▶ Instructions for the task
Of all the lines in this data, how many include "above"? Respond with the number only.

▶ Provided records
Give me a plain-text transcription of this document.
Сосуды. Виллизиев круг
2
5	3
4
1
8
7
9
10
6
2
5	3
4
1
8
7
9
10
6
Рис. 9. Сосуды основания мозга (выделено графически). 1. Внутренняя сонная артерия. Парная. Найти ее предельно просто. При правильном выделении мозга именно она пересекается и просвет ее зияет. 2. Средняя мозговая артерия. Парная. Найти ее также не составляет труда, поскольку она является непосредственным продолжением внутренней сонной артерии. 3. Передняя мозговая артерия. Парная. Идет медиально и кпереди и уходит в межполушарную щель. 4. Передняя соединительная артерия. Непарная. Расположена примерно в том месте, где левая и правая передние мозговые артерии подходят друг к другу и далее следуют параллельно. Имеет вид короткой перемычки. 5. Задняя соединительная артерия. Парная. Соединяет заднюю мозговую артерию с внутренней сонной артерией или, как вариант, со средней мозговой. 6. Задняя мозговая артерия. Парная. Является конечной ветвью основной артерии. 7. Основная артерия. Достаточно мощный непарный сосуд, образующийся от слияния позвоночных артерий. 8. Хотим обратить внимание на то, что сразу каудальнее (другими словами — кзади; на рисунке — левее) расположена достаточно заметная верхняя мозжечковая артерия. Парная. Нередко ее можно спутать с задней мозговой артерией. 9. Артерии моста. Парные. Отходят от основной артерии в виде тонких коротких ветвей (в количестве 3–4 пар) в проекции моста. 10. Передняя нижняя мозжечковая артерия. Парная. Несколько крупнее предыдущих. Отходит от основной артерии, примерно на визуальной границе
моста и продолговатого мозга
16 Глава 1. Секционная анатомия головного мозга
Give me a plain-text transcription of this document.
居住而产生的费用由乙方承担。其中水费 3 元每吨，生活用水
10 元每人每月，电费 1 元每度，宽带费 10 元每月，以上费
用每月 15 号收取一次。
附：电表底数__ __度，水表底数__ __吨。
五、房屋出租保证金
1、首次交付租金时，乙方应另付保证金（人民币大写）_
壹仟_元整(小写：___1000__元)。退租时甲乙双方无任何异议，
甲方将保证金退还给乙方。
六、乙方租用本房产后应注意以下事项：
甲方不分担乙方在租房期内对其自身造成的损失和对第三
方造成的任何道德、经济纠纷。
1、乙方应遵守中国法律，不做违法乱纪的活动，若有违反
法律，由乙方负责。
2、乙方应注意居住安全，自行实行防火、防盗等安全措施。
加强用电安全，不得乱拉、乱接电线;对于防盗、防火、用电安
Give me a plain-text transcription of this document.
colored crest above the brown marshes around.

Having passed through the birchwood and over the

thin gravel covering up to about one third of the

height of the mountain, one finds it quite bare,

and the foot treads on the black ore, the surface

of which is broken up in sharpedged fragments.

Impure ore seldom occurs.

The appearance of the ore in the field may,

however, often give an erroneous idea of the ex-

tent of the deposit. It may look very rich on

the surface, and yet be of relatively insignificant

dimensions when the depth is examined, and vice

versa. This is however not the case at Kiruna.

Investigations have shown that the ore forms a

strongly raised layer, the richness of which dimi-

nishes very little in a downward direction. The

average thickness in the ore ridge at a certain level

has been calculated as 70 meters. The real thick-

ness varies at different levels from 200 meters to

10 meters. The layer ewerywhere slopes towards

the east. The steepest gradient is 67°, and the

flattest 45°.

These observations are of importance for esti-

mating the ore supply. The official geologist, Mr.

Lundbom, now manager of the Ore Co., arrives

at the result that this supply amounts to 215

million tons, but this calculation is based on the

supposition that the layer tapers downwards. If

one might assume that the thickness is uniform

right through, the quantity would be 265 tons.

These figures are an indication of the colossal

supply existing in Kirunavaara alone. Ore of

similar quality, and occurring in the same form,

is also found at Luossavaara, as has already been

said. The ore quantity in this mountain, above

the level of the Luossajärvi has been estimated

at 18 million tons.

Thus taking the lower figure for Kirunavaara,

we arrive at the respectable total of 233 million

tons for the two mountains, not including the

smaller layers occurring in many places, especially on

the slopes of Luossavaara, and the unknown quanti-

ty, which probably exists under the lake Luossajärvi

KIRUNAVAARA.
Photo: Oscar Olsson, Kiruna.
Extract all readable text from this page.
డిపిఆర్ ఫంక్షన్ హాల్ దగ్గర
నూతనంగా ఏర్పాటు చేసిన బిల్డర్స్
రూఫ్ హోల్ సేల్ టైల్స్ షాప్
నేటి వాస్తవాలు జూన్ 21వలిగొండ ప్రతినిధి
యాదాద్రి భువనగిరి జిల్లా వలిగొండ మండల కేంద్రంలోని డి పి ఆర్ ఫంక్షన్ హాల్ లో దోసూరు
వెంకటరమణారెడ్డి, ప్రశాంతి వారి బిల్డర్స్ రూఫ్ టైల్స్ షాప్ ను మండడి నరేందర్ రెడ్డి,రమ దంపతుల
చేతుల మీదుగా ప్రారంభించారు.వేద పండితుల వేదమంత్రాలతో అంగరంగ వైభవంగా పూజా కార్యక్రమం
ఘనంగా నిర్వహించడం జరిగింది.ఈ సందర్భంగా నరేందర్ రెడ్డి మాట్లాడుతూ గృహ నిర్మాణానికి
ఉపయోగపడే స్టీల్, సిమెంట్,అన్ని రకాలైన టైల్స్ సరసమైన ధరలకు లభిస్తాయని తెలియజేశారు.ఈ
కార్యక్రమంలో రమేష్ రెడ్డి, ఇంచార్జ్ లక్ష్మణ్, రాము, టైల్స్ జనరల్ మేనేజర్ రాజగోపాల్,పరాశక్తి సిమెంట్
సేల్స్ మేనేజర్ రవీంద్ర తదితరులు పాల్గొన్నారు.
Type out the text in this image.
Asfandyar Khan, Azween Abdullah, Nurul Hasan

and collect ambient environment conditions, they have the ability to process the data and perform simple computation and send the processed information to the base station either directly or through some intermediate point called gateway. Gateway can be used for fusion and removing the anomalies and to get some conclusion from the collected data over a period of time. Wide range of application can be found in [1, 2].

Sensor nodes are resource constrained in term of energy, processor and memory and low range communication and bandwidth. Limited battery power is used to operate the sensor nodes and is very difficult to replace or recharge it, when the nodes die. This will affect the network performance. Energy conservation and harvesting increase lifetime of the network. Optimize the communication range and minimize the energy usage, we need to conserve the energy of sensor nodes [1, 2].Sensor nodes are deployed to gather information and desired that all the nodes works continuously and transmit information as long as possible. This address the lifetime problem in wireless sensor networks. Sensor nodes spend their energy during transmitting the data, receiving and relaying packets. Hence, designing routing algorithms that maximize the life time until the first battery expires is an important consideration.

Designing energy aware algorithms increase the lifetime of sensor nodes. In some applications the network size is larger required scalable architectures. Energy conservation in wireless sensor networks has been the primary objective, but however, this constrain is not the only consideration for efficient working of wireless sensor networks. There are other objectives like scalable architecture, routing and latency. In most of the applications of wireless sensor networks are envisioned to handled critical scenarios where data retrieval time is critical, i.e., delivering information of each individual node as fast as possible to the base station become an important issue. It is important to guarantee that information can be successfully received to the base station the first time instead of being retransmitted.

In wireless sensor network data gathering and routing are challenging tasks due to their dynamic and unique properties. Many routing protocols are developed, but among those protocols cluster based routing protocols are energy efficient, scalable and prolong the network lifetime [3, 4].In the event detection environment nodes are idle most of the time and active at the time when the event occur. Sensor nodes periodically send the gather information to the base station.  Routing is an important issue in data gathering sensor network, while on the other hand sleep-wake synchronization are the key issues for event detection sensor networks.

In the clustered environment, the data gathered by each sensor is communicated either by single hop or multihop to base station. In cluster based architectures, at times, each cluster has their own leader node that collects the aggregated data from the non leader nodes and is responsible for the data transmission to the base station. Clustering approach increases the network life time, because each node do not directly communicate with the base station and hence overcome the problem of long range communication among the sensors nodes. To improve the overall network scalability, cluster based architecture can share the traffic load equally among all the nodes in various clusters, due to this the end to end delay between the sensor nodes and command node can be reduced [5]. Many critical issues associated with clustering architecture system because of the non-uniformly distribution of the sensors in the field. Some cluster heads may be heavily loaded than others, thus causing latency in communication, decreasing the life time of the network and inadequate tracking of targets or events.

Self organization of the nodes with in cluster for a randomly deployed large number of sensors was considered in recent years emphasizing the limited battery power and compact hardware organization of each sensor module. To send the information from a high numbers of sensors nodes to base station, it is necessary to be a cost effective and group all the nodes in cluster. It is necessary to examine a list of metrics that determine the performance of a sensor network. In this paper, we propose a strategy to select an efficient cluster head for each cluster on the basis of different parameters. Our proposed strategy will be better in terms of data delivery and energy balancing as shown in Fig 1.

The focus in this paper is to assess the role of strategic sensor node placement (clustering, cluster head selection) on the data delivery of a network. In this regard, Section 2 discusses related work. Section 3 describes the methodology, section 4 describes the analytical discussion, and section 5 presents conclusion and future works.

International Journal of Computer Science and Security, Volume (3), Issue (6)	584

▶ Reply
2